- _What to produce_: Below are some records. Count the lines with "frac" in them and give nothing but the total.

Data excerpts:

* * *

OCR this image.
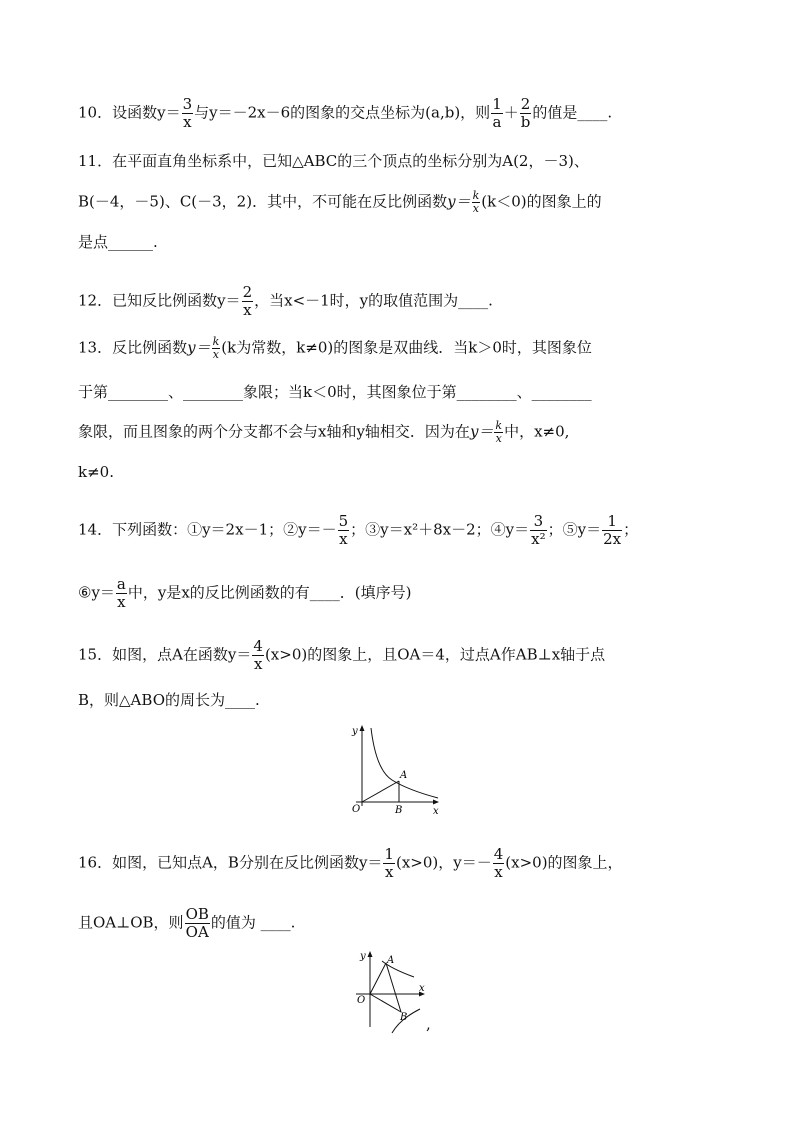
10．设函数$y= \frac{3}{x}$ 与y＝－2x－6的图象的交点坐标为(a,b)，则 $\frac{1}{a} + \frac{2}{b}$ 的值是____.
11．在平面直角坐标系中，已知△ABC的三个顶点的坐标分别为A(2，－3)、
B(－4，－5)、C(－3，2)．其中，不可能在反比例函数$y= \frac{k}{x} (k<0)$的图象上的
是点______.
12．已知反比例函数$y= \frac{2}{x}$ ，当x<－1时，y的取值范围为____.
13．反比例函数$y= \frac{k}{x} (k$为常数，k≠0)的图象是双曲线．当k＞0时，其图象位
于第________、________象限；当k＜0时，其图象位于第________、________
象限，而且图象的两个分支都不会与x轴和y轴相交．因为在$y= \frac{k}{x}$ 中，x≠0,
k≠0.
14．下列函数：①y＝2x－1；②y＝－ $\frac{5}{x}$ ；③y＝x²＋8x－2；④y＝ $\frac{3}{\text{x²}}$ ；⑤y＝ $\frac{1}{2x}$ ；
⑥y＝ $\frac{a}{x}$ 中，y是x的反比例函数的有____．(填序号)
15．如图，点A在函数$y= \frac{4}{x} (x>0)$的图象上，且OA＝4，过点A作AB⊥x轴于点
B，则△ABO的周长为____.
y
x
O
A
B
16．如图，已知点A，B分别在反比例函数$y= \frac{1}{x} (x>0)$，$y=- \frac{4}{x} (x>0)$的图象上，
且OA⊥OB，则 $\frac{OB}{OA}$ 的值为 ____.
y
x
O
A
B ,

* * *

- _Written answer_: 10